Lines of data
◇ ◇ ◇ ◇ ◇ ◇ ◇

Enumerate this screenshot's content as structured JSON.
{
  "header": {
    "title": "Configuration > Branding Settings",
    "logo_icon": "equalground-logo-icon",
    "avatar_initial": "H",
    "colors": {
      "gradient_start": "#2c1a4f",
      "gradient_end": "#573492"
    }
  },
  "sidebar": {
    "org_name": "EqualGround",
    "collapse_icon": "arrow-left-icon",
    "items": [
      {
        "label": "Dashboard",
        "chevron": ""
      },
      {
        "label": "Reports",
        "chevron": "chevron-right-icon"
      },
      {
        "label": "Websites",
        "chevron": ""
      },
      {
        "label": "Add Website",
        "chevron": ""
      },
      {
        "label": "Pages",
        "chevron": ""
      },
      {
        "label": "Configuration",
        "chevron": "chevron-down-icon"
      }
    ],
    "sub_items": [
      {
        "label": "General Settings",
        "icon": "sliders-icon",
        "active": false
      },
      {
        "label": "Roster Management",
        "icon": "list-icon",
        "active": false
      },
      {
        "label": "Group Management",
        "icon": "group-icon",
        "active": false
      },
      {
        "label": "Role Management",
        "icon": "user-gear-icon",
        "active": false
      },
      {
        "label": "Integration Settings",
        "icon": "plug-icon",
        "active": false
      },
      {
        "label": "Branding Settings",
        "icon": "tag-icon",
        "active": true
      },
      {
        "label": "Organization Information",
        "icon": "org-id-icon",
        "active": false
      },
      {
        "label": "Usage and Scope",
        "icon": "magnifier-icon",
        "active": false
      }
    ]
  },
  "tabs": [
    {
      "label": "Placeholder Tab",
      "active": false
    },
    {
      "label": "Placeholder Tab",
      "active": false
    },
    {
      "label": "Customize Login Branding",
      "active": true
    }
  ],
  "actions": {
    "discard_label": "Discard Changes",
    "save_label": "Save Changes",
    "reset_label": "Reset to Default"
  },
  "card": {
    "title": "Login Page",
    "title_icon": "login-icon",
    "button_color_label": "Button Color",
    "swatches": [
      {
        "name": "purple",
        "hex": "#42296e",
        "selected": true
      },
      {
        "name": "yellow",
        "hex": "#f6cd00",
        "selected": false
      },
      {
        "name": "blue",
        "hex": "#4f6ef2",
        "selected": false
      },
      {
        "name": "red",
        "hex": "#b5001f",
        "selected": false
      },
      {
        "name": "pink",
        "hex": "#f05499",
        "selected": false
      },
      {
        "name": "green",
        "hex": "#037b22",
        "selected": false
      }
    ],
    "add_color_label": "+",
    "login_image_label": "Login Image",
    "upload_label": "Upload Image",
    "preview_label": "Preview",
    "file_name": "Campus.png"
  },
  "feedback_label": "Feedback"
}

◇ ◇ ◇ ◇ ◇ ◇ ◇

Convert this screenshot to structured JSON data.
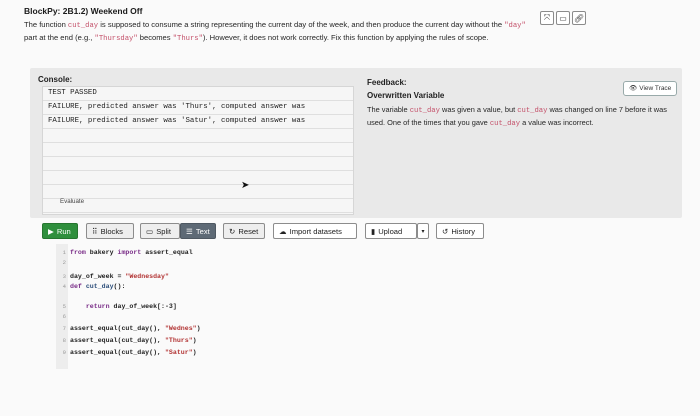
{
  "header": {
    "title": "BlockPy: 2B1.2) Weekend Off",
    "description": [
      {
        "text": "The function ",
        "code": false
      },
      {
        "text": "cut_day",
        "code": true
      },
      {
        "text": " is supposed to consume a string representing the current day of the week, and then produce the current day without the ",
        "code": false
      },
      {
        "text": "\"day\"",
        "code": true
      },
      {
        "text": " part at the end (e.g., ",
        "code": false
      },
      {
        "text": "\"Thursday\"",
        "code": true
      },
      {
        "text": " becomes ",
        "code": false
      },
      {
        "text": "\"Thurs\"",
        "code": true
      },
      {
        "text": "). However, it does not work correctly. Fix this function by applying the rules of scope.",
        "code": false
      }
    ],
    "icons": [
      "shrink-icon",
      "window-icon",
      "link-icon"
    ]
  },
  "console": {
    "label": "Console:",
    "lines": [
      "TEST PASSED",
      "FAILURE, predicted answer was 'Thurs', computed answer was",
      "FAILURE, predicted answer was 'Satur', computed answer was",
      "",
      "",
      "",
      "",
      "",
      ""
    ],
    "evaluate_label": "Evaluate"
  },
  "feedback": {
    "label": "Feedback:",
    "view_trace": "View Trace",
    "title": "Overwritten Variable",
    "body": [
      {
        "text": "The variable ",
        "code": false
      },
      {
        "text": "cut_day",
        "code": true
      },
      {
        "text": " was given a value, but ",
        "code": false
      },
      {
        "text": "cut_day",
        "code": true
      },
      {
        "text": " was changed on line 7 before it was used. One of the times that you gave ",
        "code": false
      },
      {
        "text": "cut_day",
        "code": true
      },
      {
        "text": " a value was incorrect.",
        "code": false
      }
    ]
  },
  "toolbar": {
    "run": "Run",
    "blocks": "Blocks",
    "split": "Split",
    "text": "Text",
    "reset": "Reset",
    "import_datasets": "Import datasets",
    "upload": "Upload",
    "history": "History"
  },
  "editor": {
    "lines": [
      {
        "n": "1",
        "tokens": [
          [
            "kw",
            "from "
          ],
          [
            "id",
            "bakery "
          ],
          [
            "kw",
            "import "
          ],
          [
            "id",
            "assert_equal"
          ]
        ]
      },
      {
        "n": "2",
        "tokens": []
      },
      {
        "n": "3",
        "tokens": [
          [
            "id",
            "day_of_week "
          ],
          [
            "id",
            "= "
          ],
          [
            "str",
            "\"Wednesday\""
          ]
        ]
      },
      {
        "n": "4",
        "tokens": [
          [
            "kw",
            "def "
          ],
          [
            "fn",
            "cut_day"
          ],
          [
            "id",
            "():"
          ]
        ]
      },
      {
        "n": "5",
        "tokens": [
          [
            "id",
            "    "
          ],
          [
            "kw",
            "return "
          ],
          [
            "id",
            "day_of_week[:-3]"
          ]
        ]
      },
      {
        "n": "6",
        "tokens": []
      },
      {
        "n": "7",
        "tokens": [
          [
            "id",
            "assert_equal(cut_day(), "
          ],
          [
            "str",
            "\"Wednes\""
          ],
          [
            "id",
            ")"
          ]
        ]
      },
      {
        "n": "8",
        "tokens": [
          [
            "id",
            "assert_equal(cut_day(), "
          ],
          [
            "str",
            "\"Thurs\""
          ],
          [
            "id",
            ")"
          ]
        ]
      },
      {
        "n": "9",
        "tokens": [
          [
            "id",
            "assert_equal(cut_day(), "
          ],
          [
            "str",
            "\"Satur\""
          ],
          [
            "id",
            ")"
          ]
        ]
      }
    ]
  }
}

◇ ◇ ◇ ◇ ◇ ◇ ◇

[WHAT THE TASK ASKS]
Where does the word "Satur" appear in the listing? List each line that holds it.

[RESPONSE]
      "FAILURE, predicted answer was 'Satur', computed answer was",
            "\"Satur\""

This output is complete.